## What is required
Retype, without alteration, each line from the line containing "What data populates" to the final line of the records.

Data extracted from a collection
-- BEGIN --
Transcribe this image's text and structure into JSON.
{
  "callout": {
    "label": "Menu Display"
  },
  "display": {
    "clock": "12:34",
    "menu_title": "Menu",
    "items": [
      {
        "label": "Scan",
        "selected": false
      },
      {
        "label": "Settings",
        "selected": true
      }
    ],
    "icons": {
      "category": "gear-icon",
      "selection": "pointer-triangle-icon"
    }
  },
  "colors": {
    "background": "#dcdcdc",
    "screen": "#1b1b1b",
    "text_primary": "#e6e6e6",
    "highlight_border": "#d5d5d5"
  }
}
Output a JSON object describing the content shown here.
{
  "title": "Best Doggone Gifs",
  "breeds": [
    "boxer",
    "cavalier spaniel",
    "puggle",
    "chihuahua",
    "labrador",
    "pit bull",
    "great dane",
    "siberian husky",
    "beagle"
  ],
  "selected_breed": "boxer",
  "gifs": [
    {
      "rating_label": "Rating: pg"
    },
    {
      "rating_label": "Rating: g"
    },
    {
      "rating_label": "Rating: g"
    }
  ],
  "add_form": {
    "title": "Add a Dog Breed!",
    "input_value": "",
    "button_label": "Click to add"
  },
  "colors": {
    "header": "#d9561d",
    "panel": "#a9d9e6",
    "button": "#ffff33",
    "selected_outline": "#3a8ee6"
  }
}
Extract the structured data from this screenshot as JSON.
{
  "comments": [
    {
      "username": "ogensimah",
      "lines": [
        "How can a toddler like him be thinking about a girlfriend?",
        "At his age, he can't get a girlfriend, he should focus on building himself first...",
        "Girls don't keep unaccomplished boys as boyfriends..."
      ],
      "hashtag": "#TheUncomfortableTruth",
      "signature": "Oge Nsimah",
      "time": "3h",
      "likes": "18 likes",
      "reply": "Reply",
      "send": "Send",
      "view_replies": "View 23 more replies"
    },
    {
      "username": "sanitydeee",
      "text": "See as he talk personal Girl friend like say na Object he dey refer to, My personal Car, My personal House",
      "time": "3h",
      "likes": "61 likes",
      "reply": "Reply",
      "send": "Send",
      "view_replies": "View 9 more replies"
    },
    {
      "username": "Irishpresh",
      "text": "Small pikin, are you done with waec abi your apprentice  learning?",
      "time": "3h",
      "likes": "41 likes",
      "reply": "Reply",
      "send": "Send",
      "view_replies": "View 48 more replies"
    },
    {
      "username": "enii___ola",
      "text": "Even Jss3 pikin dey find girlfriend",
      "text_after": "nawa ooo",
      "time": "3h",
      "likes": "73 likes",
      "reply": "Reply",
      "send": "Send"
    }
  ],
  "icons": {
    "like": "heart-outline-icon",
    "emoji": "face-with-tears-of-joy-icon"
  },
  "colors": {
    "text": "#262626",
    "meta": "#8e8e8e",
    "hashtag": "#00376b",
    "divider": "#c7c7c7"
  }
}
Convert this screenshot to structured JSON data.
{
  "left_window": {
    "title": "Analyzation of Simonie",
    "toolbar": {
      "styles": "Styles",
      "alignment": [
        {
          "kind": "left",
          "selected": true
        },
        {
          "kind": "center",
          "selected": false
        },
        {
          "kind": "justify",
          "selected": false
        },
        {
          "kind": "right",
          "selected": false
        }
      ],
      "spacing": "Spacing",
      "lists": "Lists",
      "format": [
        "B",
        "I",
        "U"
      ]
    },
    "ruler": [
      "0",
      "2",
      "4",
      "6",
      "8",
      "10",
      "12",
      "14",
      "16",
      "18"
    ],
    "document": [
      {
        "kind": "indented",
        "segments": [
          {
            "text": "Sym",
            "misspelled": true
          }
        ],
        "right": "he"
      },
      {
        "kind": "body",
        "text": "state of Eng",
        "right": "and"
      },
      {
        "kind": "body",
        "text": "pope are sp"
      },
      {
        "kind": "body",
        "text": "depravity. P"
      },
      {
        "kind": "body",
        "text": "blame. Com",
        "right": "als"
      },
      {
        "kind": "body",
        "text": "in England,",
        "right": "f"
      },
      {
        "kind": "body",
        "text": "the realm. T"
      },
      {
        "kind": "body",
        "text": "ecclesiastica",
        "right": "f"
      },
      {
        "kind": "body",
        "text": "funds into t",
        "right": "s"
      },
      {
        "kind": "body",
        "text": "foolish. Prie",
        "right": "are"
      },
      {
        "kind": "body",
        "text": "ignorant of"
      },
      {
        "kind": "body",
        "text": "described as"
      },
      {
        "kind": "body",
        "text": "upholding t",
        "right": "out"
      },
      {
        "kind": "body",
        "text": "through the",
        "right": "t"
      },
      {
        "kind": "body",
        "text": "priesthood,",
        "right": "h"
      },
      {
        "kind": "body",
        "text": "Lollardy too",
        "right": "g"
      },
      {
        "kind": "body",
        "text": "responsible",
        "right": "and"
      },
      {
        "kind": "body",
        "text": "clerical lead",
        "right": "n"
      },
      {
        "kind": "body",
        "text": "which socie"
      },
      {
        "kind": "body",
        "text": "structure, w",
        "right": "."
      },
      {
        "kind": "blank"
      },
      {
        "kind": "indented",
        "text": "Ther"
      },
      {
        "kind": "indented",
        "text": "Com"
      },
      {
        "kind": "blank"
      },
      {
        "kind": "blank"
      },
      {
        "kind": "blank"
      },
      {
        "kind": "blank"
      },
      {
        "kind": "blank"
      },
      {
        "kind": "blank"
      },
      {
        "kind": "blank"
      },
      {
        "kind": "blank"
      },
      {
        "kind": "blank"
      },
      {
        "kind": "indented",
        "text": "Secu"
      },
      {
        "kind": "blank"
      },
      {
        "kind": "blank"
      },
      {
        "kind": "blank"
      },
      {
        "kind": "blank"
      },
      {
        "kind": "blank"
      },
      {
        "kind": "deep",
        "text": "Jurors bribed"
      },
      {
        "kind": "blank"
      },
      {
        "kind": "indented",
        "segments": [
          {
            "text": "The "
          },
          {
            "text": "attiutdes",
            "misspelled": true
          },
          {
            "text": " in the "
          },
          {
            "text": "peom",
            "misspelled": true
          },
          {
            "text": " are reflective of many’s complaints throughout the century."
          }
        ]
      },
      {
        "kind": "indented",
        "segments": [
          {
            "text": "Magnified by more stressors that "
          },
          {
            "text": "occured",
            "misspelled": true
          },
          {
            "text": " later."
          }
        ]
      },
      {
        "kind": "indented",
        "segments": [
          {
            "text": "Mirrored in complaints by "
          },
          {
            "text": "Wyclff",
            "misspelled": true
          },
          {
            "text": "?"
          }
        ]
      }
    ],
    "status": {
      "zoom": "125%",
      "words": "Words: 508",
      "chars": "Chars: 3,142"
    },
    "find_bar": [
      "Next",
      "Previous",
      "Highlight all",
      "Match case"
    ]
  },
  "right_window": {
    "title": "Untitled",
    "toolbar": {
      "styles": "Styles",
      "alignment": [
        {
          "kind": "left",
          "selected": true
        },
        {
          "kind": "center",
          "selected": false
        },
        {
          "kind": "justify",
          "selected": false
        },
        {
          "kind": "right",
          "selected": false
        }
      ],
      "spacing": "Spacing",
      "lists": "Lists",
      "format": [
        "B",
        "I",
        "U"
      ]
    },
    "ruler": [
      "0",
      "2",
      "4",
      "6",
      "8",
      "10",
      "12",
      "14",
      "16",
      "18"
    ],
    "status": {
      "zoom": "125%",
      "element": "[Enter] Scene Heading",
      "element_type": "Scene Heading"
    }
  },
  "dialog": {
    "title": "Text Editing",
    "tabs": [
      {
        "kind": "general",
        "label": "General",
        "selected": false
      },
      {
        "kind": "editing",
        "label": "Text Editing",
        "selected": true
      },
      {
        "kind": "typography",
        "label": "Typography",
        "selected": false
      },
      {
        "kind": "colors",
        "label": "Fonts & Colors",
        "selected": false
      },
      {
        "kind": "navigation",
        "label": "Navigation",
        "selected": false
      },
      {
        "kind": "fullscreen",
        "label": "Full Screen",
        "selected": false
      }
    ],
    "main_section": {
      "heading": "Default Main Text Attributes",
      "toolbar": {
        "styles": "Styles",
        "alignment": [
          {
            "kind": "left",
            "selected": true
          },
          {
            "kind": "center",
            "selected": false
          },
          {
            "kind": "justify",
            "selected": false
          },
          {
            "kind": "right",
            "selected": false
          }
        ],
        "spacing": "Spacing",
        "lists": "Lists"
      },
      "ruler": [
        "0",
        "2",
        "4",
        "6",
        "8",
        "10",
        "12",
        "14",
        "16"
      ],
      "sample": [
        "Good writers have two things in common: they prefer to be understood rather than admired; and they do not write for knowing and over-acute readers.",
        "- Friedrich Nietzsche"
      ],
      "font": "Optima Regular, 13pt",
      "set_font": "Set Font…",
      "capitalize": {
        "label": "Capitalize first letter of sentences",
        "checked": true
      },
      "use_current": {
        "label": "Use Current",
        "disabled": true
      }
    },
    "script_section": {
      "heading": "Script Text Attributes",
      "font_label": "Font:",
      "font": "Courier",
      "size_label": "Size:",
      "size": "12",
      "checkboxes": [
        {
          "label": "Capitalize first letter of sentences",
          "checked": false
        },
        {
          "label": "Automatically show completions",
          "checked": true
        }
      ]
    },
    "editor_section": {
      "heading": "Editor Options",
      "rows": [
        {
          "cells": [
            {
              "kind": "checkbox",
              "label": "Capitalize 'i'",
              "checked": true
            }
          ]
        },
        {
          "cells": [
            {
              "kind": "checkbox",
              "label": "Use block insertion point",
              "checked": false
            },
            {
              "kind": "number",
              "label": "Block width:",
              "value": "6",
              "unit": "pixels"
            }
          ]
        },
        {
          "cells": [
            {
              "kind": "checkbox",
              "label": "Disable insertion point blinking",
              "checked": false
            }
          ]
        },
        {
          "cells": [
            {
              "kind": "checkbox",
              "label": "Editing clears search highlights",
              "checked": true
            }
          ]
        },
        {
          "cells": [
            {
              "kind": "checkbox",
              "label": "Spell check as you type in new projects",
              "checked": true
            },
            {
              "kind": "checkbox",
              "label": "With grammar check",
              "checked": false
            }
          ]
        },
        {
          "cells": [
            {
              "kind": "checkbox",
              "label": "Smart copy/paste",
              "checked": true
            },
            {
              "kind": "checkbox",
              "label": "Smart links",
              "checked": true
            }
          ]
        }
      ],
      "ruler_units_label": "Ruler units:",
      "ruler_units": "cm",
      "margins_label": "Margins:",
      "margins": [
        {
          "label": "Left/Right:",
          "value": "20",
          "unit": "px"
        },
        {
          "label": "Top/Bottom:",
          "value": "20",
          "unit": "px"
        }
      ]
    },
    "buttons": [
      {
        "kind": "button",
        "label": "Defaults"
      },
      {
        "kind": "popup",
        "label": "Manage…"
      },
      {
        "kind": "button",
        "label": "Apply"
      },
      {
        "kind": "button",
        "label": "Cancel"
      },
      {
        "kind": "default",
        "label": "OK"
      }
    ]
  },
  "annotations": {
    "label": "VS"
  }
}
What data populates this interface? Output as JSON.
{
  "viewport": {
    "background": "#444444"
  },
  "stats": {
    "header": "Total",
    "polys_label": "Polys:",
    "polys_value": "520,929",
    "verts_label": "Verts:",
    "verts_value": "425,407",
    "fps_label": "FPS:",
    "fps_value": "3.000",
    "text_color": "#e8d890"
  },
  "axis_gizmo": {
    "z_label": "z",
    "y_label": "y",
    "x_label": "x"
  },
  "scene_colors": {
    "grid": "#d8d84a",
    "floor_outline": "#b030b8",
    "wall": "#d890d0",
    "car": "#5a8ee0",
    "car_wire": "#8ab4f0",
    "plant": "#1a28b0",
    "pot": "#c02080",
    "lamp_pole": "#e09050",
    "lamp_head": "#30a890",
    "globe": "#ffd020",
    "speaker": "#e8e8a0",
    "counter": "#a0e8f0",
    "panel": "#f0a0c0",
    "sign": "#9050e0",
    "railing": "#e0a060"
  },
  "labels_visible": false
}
-- END --
## Response to this exercise
What data populates this interface? Output as JSON.
{
  "viewport": {
    "background": "#444444"
  },
  "stats": {
    "header": "Total",
    "polys_label": "Polys:",
    "polys_value": "520,929",
    "verts_label": "Verts:",
    "verts_value": "425,407",
    "fps_label": "FPS:",
    "fps_value": "3.000",
    "text_color": "#e8d890"
  },
  "axis_gizmo": {
    "z_label": "z",
    "y_label": "y",
    "x_label": "x"
  },
  "scene_colors": {
    "grid": "#d8d84a",
    "floor_outline": "#b030b8",
    "wall": "#d890d0",
    "car": "#5a8ee0",
    "car_wire": "#8ab4f0",
    "plant": "#1a28b0",
    "pot": "#c02080",
    "lamp_pole": "#e09050",
    "lamp_head": "#30a890",
    "globe": "#ffd020",
    "speaker": "#e8e8a0",
    "counter": "#a0e8f0",
    "panel": "#f0a0c0",
    "sign": "#9050e0",
    "railing": "#e0a060"
  },
  "labels_visible": false
}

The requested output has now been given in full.